PROVIDED PASSAGE
— START —

*Content warning: fat-shaming, body dysmorphia, disordered eating
In order to understand how I got to where I am now, it's important to provide context, so I'm going to start way, way back in the year 1985.
That's me, at age 7.
My father's nickname for me at this age was 'sausage legs'. He would squeeze my thighs and tell me they looked like sausages. I wouldn't have minded, if I weren't also hearing from my mother that maybe I was getting a little too chubby. By age nine, she was suggesting calorie-counting.
Look at the picture again.
For years, I believed that the aspiring ballerina above was already in desperate need of a diet.
In middle school, I recall hearing from my parents about the 1,000 calorie diet ("My doctor suggested it, and I really lost a lot of weight that way"). I heard about the grapefruit fast ("too restrictive for me, but it works"). I was repeatedly reminded that I could stand to lose a few pounds. That's me, to the right, at age 12 in a fashion show for a local children's clothing store (I was permitted to wear pantyhose, and this was a Very Big Deal to me at the time).
I don't think my mother started quoting measurements at me until I was in high school. She let me know that when she was my age, she had Liz Taylor's exact measurements: 36-26-36. This was considered to be the perfect ratio for a woman.

— END —

SUPPLIED DATA
— START —

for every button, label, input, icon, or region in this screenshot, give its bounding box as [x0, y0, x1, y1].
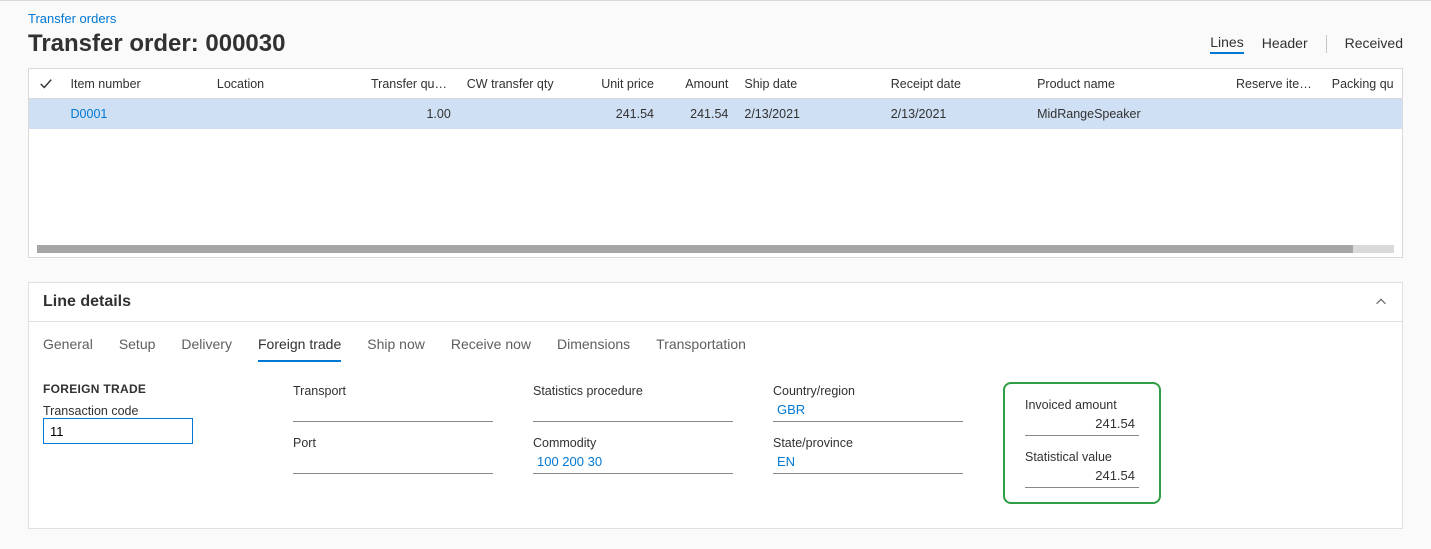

— END —

Carry on the personal essay about growing up with family comments on weight, starting right after its last sentence. The lines on this page can be left aside.

Both parents let me know on a regular basis how overweight I was becoming, including such tongue-in-cheek comments as "gee, maybe a little anorexia would help."
Maybe it was a self-fulfilling prophecy, or maybe I just really liked pizza (and would still, if it wouldn't leave me writhing in intestinal agony and clawing at my inflamed skin as I broke out in hives).
Man, I really liked pizza, though. And bagels. I miss bagels. So much. We'll get to that later.
Anyway, I did gain some weight in high school and was more plump that I would have liked to be. I can say that now. At the time I was convinced I was nothing short of obese. ("It's a good thing you're so fat") she said as none of the drama club's costumes fit me; ("I can make you a fresh new costume for the show!") (She did, actually, and it was quite nice. She was flawed, but she loved me.)
Here I am at my Junior Prom with a really fabulous gentleman from the aforementioned drama club (stickers added to protect his privacy).
I gained even more weight in my senior year and graduated from high school at a size that is, to this day, the heaviest I've ever been (14).
Looking at this photo now, I see a lovely Rubenesque young lady with impeccable nineties styling (I know you can't see the detail well in this photo, but that's velvet on top, satin on bottom, and the geometric cutouts in the back were exquisite. Not shown: actual silver 2" character shoes with strap for better dancing).
Looking back, I would have loved to be friends with a girl like this when I was in high school.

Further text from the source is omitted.